Direction — From the listing below, extract each line containing the string "icon".

[Entries from a dataset]
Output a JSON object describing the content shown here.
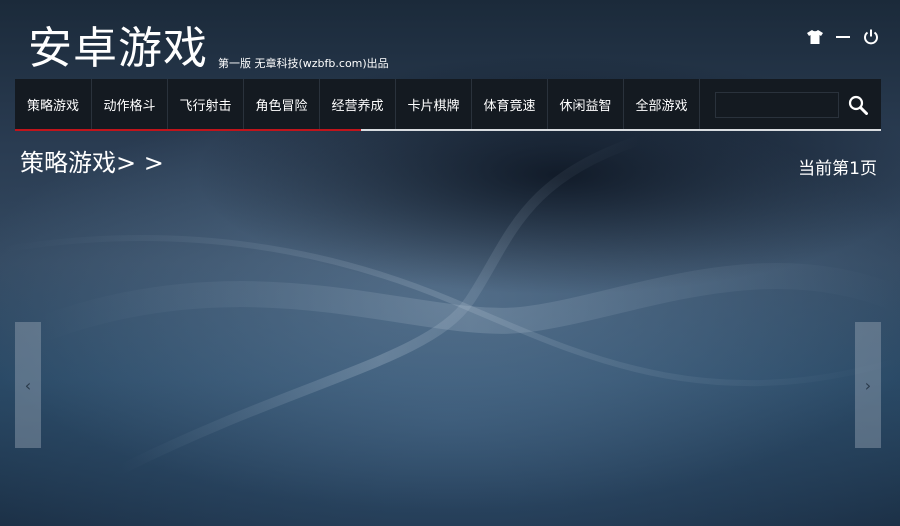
{
  "header": {
    "brand": "安卓游戏",
    "subtitle": "第一版 无章科技(wzbfb.com)出品"
  },
  "window_controls": {
    "skin_icon": "shirt-icon",
    "minimize_icon": "minimize-icon",
    "power_icon": "power-icon"
  },
  "nav": {
    "items": [
      {
        "label": "策略游戏"
      },
      {
        "label": "动作格斗"
      },
      {
        "label": "飞行射击"
      },
      {
        "label": "角色冒险"
      },
      {
        "label": "经营养成"
      },
      {
        "label": "卡片棋牌"
      },
      {
        "label": "体育竟速"
      },
      {
        "label": "休闲益智"
      },
      {
        "label": "全部游戏"
      }
    ],
    "search": {
      "value": "",
      "placeholder": ""
    },
    "active_color": "#c0141b"
  },
  "main": {
    "section_title": "策略游戏> >",
    "page_indicator": "当前第1页"
  },
  "carousel": {
    "prev_glyph": "‹",
    "next_glyph": "›"
  }
}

Answer to this problem —
    "skin_icon": "shirt-icon",
    "minimize_icon": "minimize-icon",
    "power_icon": "power-icon"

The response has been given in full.